**The exercise**
Copy every line from the one containing "Patent image size: (765, 1378)." down to the one containing "The bent up end 15a is at (266, 826).", both included, without changing anything.
>> BEGIN Excerpted records
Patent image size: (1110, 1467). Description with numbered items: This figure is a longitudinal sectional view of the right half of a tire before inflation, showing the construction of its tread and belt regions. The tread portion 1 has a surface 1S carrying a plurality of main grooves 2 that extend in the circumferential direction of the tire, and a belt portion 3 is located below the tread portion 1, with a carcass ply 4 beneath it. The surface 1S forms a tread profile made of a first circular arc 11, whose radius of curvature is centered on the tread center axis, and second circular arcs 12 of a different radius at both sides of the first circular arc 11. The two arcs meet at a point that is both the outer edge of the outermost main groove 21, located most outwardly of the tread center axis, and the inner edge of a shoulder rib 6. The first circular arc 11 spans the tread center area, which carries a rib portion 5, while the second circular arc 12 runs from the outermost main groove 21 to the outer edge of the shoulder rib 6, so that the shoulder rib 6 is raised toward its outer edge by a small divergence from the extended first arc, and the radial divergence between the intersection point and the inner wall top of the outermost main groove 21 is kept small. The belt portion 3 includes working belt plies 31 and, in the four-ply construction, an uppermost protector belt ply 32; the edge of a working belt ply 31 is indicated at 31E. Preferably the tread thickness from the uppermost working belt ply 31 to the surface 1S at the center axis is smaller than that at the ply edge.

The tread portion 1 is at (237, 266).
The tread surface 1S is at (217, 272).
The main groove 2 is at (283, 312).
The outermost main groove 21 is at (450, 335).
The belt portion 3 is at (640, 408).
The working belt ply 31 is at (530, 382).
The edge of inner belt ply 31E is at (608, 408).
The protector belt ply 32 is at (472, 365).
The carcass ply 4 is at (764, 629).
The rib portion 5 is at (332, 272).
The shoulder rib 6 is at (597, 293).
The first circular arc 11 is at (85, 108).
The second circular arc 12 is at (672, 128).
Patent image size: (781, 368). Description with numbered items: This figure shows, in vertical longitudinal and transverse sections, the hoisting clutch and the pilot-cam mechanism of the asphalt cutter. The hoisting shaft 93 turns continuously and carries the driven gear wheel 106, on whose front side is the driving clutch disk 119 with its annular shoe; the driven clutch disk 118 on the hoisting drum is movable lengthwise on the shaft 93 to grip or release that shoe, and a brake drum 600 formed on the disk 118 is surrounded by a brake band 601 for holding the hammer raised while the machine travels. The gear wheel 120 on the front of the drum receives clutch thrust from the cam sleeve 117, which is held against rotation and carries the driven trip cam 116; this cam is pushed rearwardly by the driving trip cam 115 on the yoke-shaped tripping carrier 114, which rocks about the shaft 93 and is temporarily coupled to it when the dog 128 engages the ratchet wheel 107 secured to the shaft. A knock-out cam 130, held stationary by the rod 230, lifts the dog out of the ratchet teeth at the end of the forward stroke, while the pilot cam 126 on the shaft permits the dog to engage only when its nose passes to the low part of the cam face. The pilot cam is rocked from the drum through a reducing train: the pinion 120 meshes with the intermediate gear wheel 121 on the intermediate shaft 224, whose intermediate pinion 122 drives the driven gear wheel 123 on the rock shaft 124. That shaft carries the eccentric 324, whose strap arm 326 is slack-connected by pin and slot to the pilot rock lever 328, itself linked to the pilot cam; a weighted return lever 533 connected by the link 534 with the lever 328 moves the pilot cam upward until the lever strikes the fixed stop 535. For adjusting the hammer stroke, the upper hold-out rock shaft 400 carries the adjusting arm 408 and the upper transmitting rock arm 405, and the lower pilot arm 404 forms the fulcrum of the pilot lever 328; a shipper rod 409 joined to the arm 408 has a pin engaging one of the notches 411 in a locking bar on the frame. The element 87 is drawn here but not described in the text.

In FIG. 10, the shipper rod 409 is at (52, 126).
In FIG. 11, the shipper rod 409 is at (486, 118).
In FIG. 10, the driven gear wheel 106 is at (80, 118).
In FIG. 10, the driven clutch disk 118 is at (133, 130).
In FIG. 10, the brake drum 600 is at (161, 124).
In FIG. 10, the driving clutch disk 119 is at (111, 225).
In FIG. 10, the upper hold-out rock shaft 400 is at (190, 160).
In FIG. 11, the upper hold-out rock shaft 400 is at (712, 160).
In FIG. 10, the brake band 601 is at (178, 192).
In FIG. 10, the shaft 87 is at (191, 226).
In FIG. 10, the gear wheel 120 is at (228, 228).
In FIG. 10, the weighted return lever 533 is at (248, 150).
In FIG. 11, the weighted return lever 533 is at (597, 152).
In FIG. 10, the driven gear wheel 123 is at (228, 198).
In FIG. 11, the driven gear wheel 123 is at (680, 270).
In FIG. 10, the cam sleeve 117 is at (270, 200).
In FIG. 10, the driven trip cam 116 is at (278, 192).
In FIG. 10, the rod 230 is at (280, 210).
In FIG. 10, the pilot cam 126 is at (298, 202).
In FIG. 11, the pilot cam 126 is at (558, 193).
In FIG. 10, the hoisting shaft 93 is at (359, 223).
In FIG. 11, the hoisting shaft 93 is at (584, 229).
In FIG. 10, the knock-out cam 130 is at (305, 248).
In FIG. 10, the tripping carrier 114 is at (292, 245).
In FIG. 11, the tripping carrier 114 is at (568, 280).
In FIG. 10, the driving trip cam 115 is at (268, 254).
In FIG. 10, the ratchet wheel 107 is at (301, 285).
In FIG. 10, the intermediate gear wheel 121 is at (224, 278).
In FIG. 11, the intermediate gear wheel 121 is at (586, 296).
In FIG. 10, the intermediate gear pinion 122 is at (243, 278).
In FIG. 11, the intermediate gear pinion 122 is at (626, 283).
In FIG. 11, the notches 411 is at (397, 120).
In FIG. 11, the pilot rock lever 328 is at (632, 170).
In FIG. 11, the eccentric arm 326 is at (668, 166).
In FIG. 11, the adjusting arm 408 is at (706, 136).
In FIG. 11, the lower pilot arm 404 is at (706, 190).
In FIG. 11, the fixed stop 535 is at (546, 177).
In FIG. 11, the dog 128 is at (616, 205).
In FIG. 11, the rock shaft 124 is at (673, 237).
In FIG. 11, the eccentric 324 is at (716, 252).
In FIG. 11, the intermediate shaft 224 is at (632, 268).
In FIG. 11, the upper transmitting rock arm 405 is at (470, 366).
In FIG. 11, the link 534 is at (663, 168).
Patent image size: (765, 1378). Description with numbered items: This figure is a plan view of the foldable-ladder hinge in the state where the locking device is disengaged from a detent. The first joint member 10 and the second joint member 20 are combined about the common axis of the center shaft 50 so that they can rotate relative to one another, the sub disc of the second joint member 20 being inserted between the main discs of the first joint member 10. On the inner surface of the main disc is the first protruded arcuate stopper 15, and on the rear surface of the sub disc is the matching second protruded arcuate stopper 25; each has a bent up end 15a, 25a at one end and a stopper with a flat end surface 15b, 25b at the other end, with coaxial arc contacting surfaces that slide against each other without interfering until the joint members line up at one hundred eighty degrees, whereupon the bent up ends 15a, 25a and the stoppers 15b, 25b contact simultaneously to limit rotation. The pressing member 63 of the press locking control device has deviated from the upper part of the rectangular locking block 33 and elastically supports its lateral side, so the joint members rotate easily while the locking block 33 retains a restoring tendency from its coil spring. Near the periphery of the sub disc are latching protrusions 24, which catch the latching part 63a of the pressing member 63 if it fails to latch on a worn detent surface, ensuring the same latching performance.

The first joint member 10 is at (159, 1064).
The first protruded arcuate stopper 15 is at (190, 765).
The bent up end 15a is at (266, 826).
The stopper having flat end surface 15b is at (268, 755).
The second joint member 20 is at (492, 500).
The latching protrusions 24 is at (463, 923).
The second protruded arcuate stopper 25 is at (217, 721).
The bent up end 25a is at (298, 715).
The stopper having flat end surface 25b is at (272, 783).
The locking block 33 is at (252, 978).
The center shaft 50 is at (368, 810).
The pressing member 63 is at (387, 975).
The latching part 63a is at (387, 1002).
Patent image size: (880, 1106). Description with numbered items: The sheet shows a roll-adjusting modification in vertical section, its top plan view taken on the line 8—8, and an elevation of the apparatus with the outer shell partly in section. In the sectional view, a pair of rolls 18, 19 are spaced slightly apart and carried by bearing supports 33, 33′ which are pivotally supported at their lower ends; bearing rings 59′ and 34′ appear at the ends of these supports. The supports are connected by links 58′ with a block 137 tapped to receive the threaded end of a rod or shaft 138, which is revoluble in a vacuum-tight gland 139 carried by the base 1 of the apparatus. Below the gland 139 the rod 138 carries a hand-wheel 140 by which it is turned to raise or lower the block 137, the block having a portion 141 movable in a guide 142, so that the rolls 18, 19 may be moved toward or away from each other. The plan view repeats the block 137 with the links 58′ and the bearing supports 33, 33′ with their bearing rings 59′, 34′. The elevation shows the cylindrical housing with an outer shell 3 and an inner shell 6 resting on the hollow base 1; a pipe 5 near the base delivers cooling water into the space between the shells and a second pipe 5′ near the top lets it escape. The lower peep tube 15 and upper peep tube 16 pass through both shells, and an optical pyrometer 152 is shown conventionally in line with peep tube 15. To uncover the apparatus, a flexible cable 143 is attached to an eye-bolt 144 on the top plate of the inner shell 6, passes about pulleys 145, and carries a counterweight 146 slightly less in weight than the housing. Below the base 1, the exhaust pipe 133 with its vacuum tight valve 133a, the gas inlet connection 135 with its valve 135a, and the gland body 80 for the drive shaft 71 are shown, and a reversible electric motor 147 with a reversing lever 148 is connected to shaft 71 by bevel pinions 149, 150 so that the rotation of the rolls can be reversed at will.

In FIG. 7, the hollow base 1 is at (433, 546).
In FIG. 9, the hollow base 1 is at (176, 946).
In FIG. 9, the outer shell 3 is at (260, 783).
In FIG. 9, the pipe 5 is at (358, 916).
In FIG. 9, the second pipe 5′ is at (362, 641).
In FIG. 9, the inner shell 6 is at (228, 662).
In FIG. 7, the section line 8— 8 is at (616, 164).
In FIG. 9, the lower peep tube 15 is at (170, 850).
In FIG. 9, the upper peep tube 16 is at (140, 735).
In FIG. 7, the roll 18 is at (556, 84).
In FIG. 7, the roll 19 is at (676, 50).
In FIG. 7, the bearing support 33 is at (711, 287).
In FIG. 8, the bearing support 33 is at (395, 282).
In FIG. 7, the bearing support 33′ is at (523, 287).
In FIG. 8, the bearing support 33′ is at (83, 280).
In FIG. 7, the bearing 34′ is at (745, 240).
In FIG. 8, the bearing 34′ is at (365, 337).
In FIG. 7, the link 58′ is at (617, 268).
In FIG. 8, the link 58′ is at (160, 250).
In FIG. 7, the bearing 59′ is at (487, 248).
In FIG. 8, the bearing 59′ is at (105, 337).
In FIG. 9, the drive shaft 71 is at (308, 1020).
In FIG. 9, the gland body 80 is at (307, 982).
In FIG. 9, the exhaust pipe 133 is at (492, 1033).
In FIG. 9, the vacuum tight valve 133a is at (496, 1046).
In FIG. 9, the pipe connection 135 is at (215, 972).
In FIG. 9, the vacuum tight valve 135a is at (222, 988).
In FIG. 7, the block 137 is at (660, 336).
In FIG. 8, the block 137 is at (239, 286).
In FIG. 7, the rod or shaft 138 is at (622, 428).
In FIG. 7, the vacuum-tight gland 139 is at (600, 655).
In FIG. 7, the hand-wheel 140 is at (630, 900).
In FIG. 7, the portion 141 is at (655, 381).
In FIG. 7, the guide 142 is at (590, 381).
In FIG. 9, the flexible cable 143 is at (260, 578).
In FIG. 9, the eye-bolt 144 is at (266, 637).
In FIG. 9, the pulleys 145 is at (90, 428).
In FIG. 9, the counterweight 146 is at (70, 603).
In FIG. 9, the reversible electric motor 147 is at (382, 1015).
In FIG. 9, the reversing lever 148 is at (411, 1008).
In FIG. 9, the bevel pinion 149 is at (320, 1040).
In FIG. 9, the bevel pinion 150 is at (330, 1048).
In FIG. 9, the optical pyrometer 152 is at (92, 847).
>> END Excerpted records
**The reply**
Patent image size: (765, 1378). Description with numbered items: This figure is a plan view of the foldable-ladder hinge in the state where the locking device is disengaged from a detent. The first joint member 10 and the second joint member 20 are combined about the common axis of the center shaft 50 so that they can rotate relative to one another, the sub disc of the second joint member 20 being inserted between the main discs of the first joint member 10. On the inner surface of the main disc is the first protruded arcuate stopper 15, and on the rear surface of the sub disc is the matching second protruded arcuate stopper 25; each has a bent up end 15a, 25a at one end and a stopper with a flat end surface 15b, 25b at the other end, with coaxial arc contacting surfaces that slide against each other without interfering until the joint members line up at one hundred eighty degrees, whereupon the bent up ends 15a, 25a and the stoppers 15b, 25b contact simultaneously to limit rotation. The pressing member 63 of the press locking control device has deviated from the upper part of the rectangular locking block 33 and elastically supports its lateral side, so the joint members rotate easily while the locking block 33 retains a restoring tendency from its coil spring. Near the periphery of the sub disc are latching protrusions 24, which catch the latching part 63a of the pressing member 63 if it fails to latch on a worn detent surface, ensuring the same latching performance.

The first joint member 10 is at (159, 1064).
The first protruded arcuate stopper 15 is at (190, 765).
The bent up end 15a is at (266, 826).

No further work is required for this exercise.